#### Rows:
+ + + + + + +

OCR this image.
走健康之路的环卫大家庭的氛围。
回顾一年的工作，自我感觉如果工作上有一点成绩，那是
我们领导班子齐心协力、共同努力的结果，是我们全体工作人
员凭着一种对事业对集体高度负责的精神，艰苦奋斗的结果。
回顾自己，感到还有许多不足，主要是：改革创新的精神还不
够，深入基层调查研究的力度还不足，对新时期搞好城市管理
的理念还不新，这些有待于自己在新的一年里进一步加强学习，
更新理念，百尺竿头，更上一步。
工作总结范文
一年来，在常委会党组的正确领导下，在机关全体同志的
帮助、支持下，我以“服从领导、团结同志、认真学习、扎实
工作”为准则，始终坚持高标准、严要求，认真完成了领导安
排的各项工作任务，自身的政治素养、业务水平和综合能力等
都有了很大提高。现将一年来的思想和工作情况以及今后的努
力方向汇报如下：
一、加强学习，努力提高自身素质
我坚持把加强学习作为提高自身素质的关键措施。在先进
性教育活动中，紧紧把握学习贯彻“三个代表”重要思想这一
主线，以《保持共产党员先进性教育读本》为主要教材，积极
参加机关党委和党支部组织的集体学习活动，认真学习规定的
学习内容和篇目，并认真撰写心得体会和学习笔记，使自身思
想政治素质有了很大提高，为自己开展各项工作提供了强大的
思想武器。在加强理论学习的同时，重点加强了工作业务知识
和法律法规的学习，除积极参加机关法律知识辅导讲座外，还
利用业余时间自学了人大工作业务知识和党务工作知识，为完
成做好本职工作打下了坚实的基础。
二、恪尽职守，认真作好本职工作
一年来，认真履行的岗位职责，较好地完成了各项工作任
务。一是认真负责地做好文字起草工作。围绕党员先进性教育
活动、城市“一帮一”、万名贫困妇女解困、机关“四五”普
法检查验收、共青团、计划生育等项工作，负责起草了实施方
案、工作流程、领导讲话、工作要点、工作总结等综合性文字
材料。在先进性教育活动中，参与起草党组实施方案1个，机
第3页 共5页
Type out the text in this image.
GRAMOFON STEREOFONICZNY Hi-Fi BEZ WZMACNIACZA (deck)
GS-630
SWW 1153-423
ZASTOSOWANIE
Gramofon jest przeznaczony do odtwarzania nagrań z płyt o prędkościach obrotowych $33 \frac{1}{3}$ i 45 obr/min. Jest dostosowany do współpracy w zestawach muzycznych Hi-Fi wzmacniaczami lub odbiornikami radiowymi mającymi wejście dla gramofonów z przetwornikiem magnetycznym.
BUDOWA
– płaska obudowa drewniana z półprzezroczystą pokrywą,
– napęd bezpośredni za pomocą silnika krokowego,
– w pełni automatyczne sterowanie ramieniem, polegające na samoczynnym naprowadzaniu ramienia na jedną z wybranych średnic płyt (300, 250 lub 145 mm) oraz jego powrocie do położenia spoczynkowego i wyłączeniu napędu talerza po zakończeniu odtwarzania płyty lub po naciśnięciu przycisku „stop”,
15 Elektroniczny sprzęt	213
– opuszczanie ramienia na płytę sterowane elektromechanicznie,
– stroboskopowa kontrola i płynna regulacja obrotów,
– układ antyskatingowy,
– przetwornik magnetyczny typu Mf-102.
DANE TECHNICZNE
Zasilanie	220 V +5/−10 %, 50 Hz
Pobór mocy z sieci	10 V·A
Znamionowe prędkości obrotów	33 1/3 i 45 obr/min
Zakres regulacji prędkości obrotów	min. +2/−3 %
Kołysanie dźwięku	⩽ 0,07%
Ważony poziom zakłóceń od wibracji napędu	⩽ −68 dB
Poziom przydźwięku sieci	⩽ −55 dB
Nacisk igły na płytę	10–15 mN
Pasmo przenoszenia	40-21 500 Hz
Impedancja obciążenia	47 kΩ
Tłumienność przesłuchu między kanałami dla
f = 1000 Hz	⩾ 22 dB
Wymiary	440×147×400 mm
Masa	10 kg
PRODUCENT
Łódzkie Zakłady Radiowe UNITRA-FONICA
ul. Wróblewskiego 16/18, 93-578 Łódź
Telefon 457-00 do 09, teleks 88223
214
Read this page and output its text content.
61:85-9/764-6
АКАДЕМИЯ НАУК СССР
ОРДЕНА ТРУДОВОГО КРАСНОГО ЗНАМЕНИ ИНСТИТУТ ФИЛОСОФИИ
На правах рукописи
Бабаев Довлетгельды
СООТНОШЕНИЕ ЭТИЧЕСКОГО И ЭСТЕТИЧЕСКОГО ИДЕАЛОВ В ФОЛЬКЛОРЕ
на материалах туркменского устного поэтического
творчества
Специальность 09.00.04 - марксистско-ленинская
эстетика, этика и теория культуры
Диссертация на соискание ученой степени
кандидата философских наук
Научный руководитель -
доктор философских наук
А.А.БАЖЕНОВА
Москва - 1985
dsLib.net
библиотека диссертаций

+ + + + + + +

#### Task objective:
Return every entry exactly as given.

#### Written solution:
OCR this image.
走健康之路的环卫大家庭的氛围。
回顾一年的工作，自我感觉如果工作上有一点成绩，那是
我们领导班子齐心协力、共同努力的结果，是我们全体工作人
员凭着一种对事业对集体高度负责的精神，艰苦奋斗的结果。
回顾自己，感到还有许多不足，主要是：改革创新的精神还不
够，深入基层调查研究的力度还不足，对新时期搞好城市管理
的理念还不新，这些有待于自己在新的一年里进一步加强学习，
更新理念，百尺竿头，更上一步。
工作总结范文
一年来，在常委会党组的正确领导下，在机关全体同志的
帮助、支持下，我以“服从领导、团结同志、认真学习、扎实
工作”为准则，始终坚持高标准、严要求，认真完成了领导安
排的各项工作任务，自身的政治素养、业务水平和综合能力等
都有了很大提高。现将一年来的思想和工作情况以及今后的努
力方向汇报如下：
一、加强学习，努力提高自身素质
我坚持把加强学习作为提高自身素质的关键措施。在先进
性教育活动中，紧紧把握学习贯彻“三个代表”重要思想这一
主线，以《保持共产党员先进性教育读本》为主要教材，积极
参加机关党委和党支部组织的集体学习活动，认真学习规定的
学习内容和篇目，并认真撰写心得体会和学习笔记，使自身思
想政治素质有了很大提高，为自己开展各项工作提供了强大的
思想武器。在加强理论学习的同时，重点加强了工作业务知识
和法律法规的学习，除积极参加机关法律知识辅导讲座外，还
利用业余时间自学了人大工作业务知识和党务工作知识，为完
成做好本职工作打下了坚实的基础。
二、恪尽职守，认真作好本职工作
一年来，认真履行的岗位职责，较好地完成了各项工作任
务。一是认真负责地做好文字起草工作。围绕党员先进性教育
活动、城市“一帮一”、万名贫困妇女解困、机关“四五”普
法检查验收、共青团、计划生育等项工作，负责起草了实施方
案、工作流程、领导讲话、工作要点、工作总结等综合性文字
材料。在先进性教育活动中，参与起草党组实施方案1个，机
第3页 共5页
Type out the text in this image.
GRAMOFON STEREOFONICZNY Hi-Fi BEZ WZMACNIACZA (deck)
GS-630
SWW 1153-423
ZASTOSOWANIE
Gramofon jest przeznaczony do odtwarzania nagrań z płyt o prędkościach obrotowych $33 \frac{1}{3}$ i 45 obr/min. Jest dostosowany do współpracy w zestawach muzycznych Hi-Fi wzmacniaczami lub odbiornikami radiowymi mającymi wejście dla gramofonów z przetwornikiem magnetycznym.
BUDOWA
– płaska obudowa drewniana z półprzezroczystą pokrywą,
– napęd bezpośredni za pomocą silnika krokowego,
– w pełni automatyczne sterowanie ramieniem, polegające na samoczynnym naprowadzaniu ramienia na jedną z wybranych średnic płyt (300, 250 lub 145 mm) oraz jego powrocie do położenia spoczynkowego i wyłączeniu napędu talerza po zakończeniu odtwarzania płyty lub po naciśnięciu przycisku „stop”,
15 Elektroniczny sprzęt	213
– opuszczanie ramienia na płytę sterowane elektromechanicznie,
– stroboskopowa kontrola i płynna regulacja obrotów,
– układ antyskatingowy,
– przetwornik magnetyczny typu Mf-102.
DANE TECHNICZNE
Zasilanie	220 V +5/−10 %, 50 Hz
Pobór mocy z sieci	10 V·A
Znamionowe prędkości obrotów	33 1/3 i 45 obr/min
Zakres regulacji prędkości obrotów	min. +2/−3 %
Kołysanie dźwięku	⩽ 0,07%
Ważony poziom zakłóceń od wibracji napędu	⩽ −68 dB
Poziom przydźwięku sieci	⩽ −55 dB
Nacisk igły na płytę	10–15 mN
Pasmo przenoszenia	40-21 500 Hz
Impedancja obciążenia	47 kΩ
Tłumienność przesłuchu między kanałami dla
f = 1000 Hz	⩾ 22 dB
Wymiary	440×147×400 mm
Masa	10 kg
PRODUCENT
Łódzkie Zakłady Radiowe UNITRA-FONICA
ul. Wróblewskiego 16/18, 93-578 Łódź
Telefon 457-00 do 09, teleks 88223
214
Read this page and output its text content.
61:85-9/764-6
АКАДЕМИЯ НАУК СССР
ОРДЕНА ТРУДОВОГО КРАСНОГО ЗНАМЕНИ ИНСТИТУТ ФИЛОСОФИИ
На правах рукописи
Бабаев Довлетгельды
СООТНОШЕНИЕ ЭТИЧЕСКОГО И ЭСТЕТИЧЕСКОГО ИДЕАЛОВ В ФОЛЬКЛОРЕ
на материалах туркменского устного поэтического
творчества
Специальность 09.00.04 - марксистско-ленинская
эстетика, этика и теория культуры
Диссертация на соискание ученой степени
кандидата философских наук
Научный руководитель -
доктор философских наук
А.А.БАЖЕНОВА
Москва - 1985
dsLib.net
библиотека диссертаций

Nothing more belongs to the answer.